— EXERCISE BRIEF —
For the material that follows, list every line containing the word "this".

— THE INPUT —
####################

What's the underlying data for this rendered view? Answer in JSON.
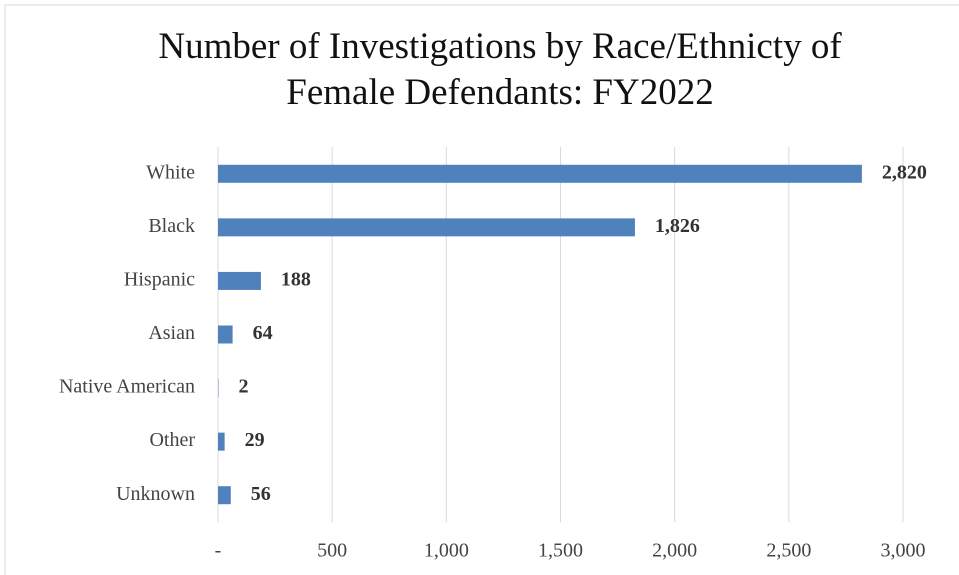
{
  "chart_data": {
    "type": "bar",
    "orientation": "horizontal",
    "title": "Number of Investigations by Race/Ethnicty of Female Defendants: FY2022",
    "categories": [
      "White",
      "Black",
      "Hispanic",
      "Asian",
      "Native American",
      "Other",
      "Unknown"
    ],
    "values": [
      2820,
      1826,
      188,
      64,
      2,
      29,
      56
    ],
    "value_labels": [
      "2,820",
      "1,826",
      "188",
      "64",
      "2",
      "29",
      "56"
    ],
    "color": "#4f81bd",
    "xlim": [
      0,
      3000
    ],
    "xticks": [
      {
        "value": 0,
        "label": "-"
      },
      500,
      {
        "value": 1000,
        "label": "1,000"
      },
      {
        "value": 1500,
        "label": "1,500"
      },
      {
        "value": 2000,
        "label": "2,000"
      },
      {
        "value": 2500,
        "label": "2,500"
      },
      {
        "value": 3000,
        "label": "3,000"
      }
    ],
    "grid": true
  }
}
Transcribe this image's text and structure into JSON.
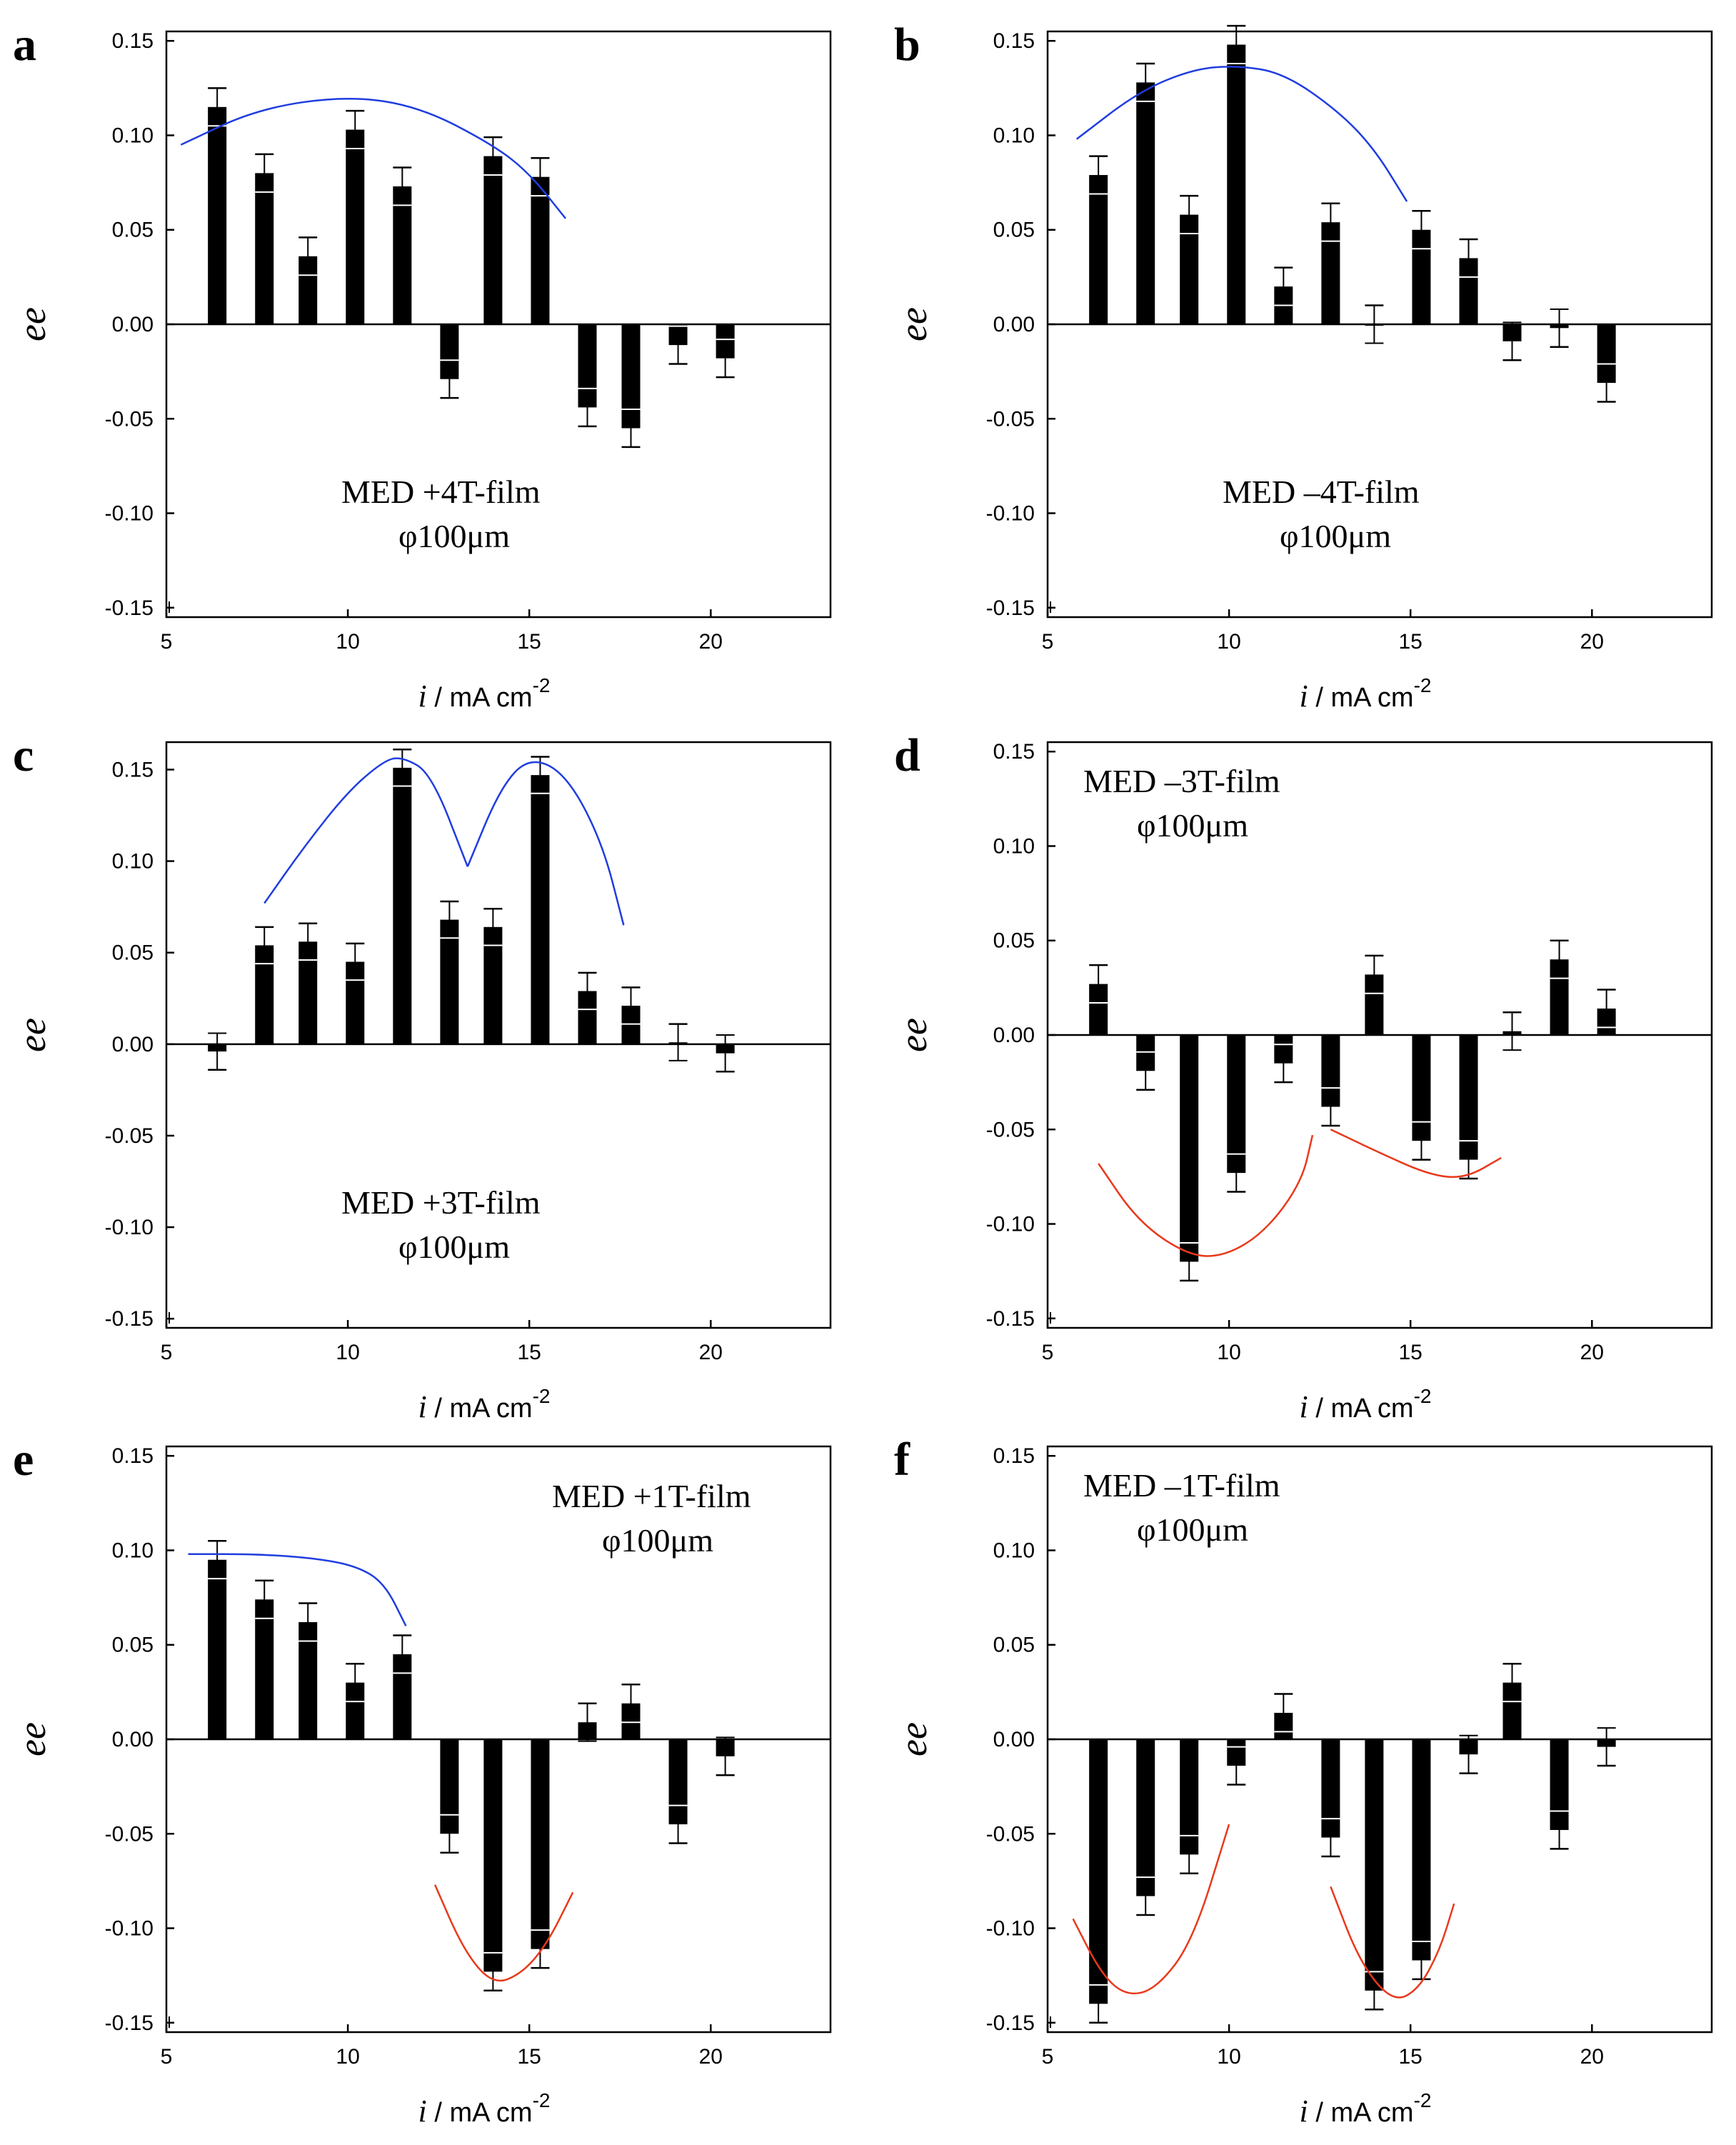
{
  "figure": {
    "colors": {
      "fit_blue": "#1f3de0",
      "fit_red": "#e8391c",
      "bar": "#000000"
    }
  },
  "chart_data": [
    {
      "panel": "a",
      "type": "bar",
      "x": [
        6.4,
        7.7,
        8.9,
        10.2,
        11.5,
        12.8,
        14.0,
        15.3,
        16.6,
        17.8,
        19.1,
        20.4
      ],
      "values": [
        0.115,
        0.08,
        0.036,
        0.103,
        0.073,
        -0.029,
        0.089,
        0.078,
        -0.044,
        -0.055,
        -0.011,
        -0.018
      ],
      "error": 0.01,
      "xlabel_italic": "i",
      "xlabel_rest": " / mA cm",
      "xlabel_sup": "-2",
      "ylabel": "ee",
      "xlim": [
        5,
        23.3
      ],
      "ylim": [
        -0.155,
        0.155
      ],
      "xticks": [
        5,
        10,
        15,
        20
      ],
      "yticks": [
        -0.15,
        -0.1,
        -0.05,
        0.0,
        0.05,
        0.1,
        0.15
      ],
      "ytick_labels": [
        "-0.15",
        "-0.10",
        "-0.05",
        "0.00",
        "0.05",
        "0.10",
        "0.15"
      ],
      "annotation": [
        "MED +4T-film",
        "φ100μm"
      ],
      "annotation_position": "lower-left",
      "fits": [
        {
          "color": "blue",
          "points": [
            [
              5.4,
              0.095
            ],
            [
              7.5,
              0.114
            ],
            [
              10.0,
              0.121
            ],
            [
              12.0,
              0.115
            ],
            [
              14.0,
              0.095
            ],
            [
              15.0,
              0.08
            ],
            [
              16.0,
              0.056
            ]
          ]
        }
      ]
    },
    {
      "panel": "b",
      "type": "bar",
      "x": [
        6.4,
        7.7,
        8.9,
        10.2,
        11.5,
        12.8,
        14.0,
        15.3,
        16.6,
        17.8,
        19.1,
        20.4
      ],
      "values": [
        0.079,
        0.128,
        0.058,
        0.148,
        0.02,
        0.054,
        0.0,
        0.05,
        0.035,
        -0.009,
        -0.002,
        -0.031
      ],
      "error": 0.01,
      "xlabel_italic": "i",
      "xlabel_rest": " / mA cm",
      "xlabel_sup": "-2",
      "ylabel": "ee",
      "xlim": [
        5,
        23.3
      ],
      "ylim": [
        -0.155,
        0.155
      ],
      "xticks": [
        5,
        10,
        15,
        20
      ],
      "yticks": [
        -0.15,
        -0.1,
        -0.05,
        0.0,
        0.05,
        0.1,
        0.15
      ],
      "ytick_labels": [
        "-0.15",
        "-0.10",
        "-0.05",
        "0.00",
        "0.05",
        "0.10",
        "0.15"
      ],
      "annotation": [
        "MED –4T-film",
        "φ100μm"
      ],
      "annotation_position": "lower-left",
      "fits": [
        {
          "color": "blue",
          "points": [
            [
              5.8,
              0.098
            ],
            [
              7.5,
              0.123
            ],
            [
              9.0,
              0.135
            ],
            [
              10.2,
              0.137
            ],
            [
              11.5,
              0.133
            ],
            [
              13.0,
              0.113
            ],
            [
              14.0,
              0.093
            ],
            [
              14.9,
              0.065
            ]
          ]
        }
      ]
    },
    {
      "panel": "c",
      "type": "bar",
      "x": [
        6.4,
        7.7,
        8.9,
        10.2,
        11.5,
        12.8,
        14.0,
        15.3,
        16.6,
        17.8,
        19.1,
        20.4
      ],
      "values": [
        -0.004,
        0.054,
        0.056,
        0.045,
        0.151,
        0.068,
        0.064,
        0.147,
        0.029,
        0.021,
        0.001,
        -0.005
      ],
      "error": 0.01,
      "xlabel_italic": "i",
      "xlabel_rest": " / mA cm",
      "xlabel_sup": "-2",
      "ylabel": "ee",
      "xlim": [
        5,
        23.3
      ],
      "ylim": [
        -0.155,
        0.165
      ],
      "xticks": [
        5,
        10,
        15,
        20
      ],
      "yticks": [
        -0.15,
        -0.1,
        -0.05,
        0.0,
        0.05,
        0.1,
        0.15
      ],
      "ytick_labels": [
        "-0.15",
        "-0.10",
        "-0.05",
        "0.00",
        "0.05",
        "0.10",
        "0.15"
      ],
      "annotation": [
        "MED +3T-film",
        "φ100μm"
      ],
      "annotation_position": "lower-left",
      "fits": [
        {
          "color": "blue",
          "points": [
            [
              7.7,
              0.077
            ],
            [
              8.8,
              0.108
            ],
            [
              10.0,
              0.138
            ],
            [
              11.0,
              0.155
            ],
            [
              11.5,
              0.157
            ],
            [
              12.3,
              0.148
            ],
            [
              13.3,
              0.097
            ]
          ]
        },
        {
          "color": "blue",
          "points": [
            [
              13.3,
              0.097
            ],
            [
              14.2,
              0.14
            ],
            [
              15.0,
              0.157
            ],
            [
              16.0,
              0.148
            ],
            [
              17.0,
              0.111
            ],
            [
              17.6,
              0.065
            ]
          ]
        }
      ]
    },
    {
      "panel": "d",
      "type": "bar",
      "x": [
        6.4,
        7.7,
        8.9,
        10.2,
        11.5,
        12.8,
        14.0,
        15.3,
        16.6,
        17.8,
        19.1,
        20.4
      ],
      "values": [
        0.027,
        -0.019,
        -0.12,
        -0.073,
        -0.015,
        -0.038,
        0.032,
        -0.056,
        -0.066,
        0.002,
        0.04,
        0.014
      ],
      "error": 0.01,
      "xlabel_italic": "i",
      "xlabel_rest": " / mA cm",
      "xlabel_sup": "-2",
      "ylabel": "ee",
      "xlim": [
        5,
        23.3
      ],
      "ylim": [
        -0.155,
        0.155
      ],
      "xticks": [
        5,
        10,
        15,
        20
      ],
      "yticks": [
        -0.15,
        -0.1,
        -0.05,
        0.0,
        0.05,
        0.1,
        0.15
      ],
      "ytick_labels": [
        "-0.15",
        "-0.10",
        "-0.05",
        "0.00",
        "0.05",
        "0.10",
        "0.15"
      ],
      "annotation": [
        "MED –3T-film",
        "φ100μm"
      ],
      "annotation_position": "top-left",
      "fits": [
        {
          "color": "red",
          "points": [
            [
              6.4,
              -0.068
            ],
            [
              7.5,
              -0.099
            ],
            [
              8.9,
              -0.117
            ],
            [
              9.9,
              -0.117
            ],
            [
              11.0,
              -0.104
            ],
            [
              12.0,
              -0.078
            ],
            [
              12.3,
              -0.053
            ]
          ]
        },
        {
          "color": "red",
          "points": [
            [
              12.8,
              -0.05
            ],
            [
              14.0,
              -0.061
            ],
            [
              15.5,
              -0.074
            ],
            [
              16.5,
              -0.076
            ],
            [
              17.5,
              -0.065
            ]
          ]
        }
      ]
    },
    {
      "panel": "e",
      "type": "bar",
      "x": [
        6.4,
        7.7,
        8.9,
        10.2,
        11.5,
        12.8,
        14.0,
        15.3,
        16.6,
        17.8,
        19.1,
        20.4
      ],
      "values": [
        0.095,
        0.074,
        0.062,
        0.03,
        0.045,
        -0.05,
        -0.123,
        -0.111,
        0.009,
        0.019,
        -0.045,
        -0.009
      ],
      "error": 0.01,
      "xlabel_italic": "i",
      "xlabel_rest": " / mA cm",
      "xlabel_sup": "-2",
      "ylabel": "ee",
      "xlim": [
        5,
        23.3
      ],
      "ylim": [
        -0.155,
        0.155
      ],
      "xticks": [
        5,
        10,
        15,
        20
      ],
      "yticks": [
        -0.15,
        -0.1,
        -0.05,
        0.0,
        0.05,
        0.1,
        0.15
      ],
      "ytick_labels": [
        "-0.15",
        "-0.10",
        "-0.05",
        "0.00",
        "0.05",
        "0.10",
        "0.15"
      ],
      "annotation": [
        "MED +1T-film",
        "φ100μm"
      ],
      "annotation_position": "top-right",
      "fits": [
        {
          "color": "blue",
          "points": [
            [
              5.6,
              0.098
            ],
            [
              7.5,
              0.098
            ],
            [
              9.0,
              0.096
            ],
            [
              10.2,
              0.092
            ],
            [
              11.0,
              0.083
            ],
            [
              11.6,
              0.06
            ]
          ]
        },
        {
          "color": "red",
          "points": [
            [
              12.4,
              -0.077
            ],
            [
              13.2,
              -0.112
            ],
            [
              14.0,
              -0.13
            ],
            [
              14.8,
              -0.124
            ],
            [
              15.5,
              -0.108
            ],
            [
              16.2,
              -0.081
            ]
          ]
        }
      ]
    },
    {
      "panel": "f",
      "type": "bar",
      "x": [
        6.4,
        7.7,
        8.9,
        10.2,
        11.5,
        12.8,
        14.0,
        15.3,
        16.6,
        17.8,
        19.1,
        20.4
      ],
      "values": [
        -0.14,
        -0.083,
        -0.061,
        -0.014,
        0.014,
        -0.052,
        -0.133,
        -0.117,
        -0.008,
        0.03,
        -0.048,
        -0.004
      ],
      "error": 0.01,
      "xlabel_italic": "i",
      "xlabel_rest": " / mA cm",
      "xlabel_sup": "-2",
      "ylabel": "ee",
      "xlim": [
        5,
        23.3
      ],
      "ylim": [
        -0.155,
        0.155
      ],
      "xticks": [
        5,
        10,
        15,
        20
      ],
      "yticks": [
        -0.15,
        -0.1,
        -0.05,
        0.0,
        0.05,
        0.1,
        0.15
      ],
      "ytick_labels": [
        "-0.15",
        "-0.10",
        "-0.05",
        "0.00",
        "0.05",
        "0.10",
        "0.15"
      ],
      "annotation": [
        "MED –1T-film",
        "φ100μm"
      ],
      "annotation_position": "top-left",
      "fits": [
        {
          "color": "red",
          "points": [
            [
              5.7,
              -0.095
            ],
            [
              6.5,
              -0.125
            ],
            [
              7.2,
              -0.136
            ],
            [
              8.0,
              -0.132
            ],
            [
              9.0,
              -0.107
            ],
            [
              10.0,
              -0.045
            ]
          ]
        },
        {
          "color": "red",
          "points": [
            [
              12.8,
              -0.078
            ],
            [
              13.6,
              -0.118
            ],
            [
              14.5,
              -0.139
            ],
            [
              15.2,
              -0.133
            ],
            [
              15.8,
              -0.112
            ],
            [
              16.2,
              -0.087
            ]
          ]
        }
      ]
    }
  ]
}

####################

— TASK RESULT —
What's the underlying data for this rendered view? Answer in JSON.
Transcribe this image's text and structure into JSON.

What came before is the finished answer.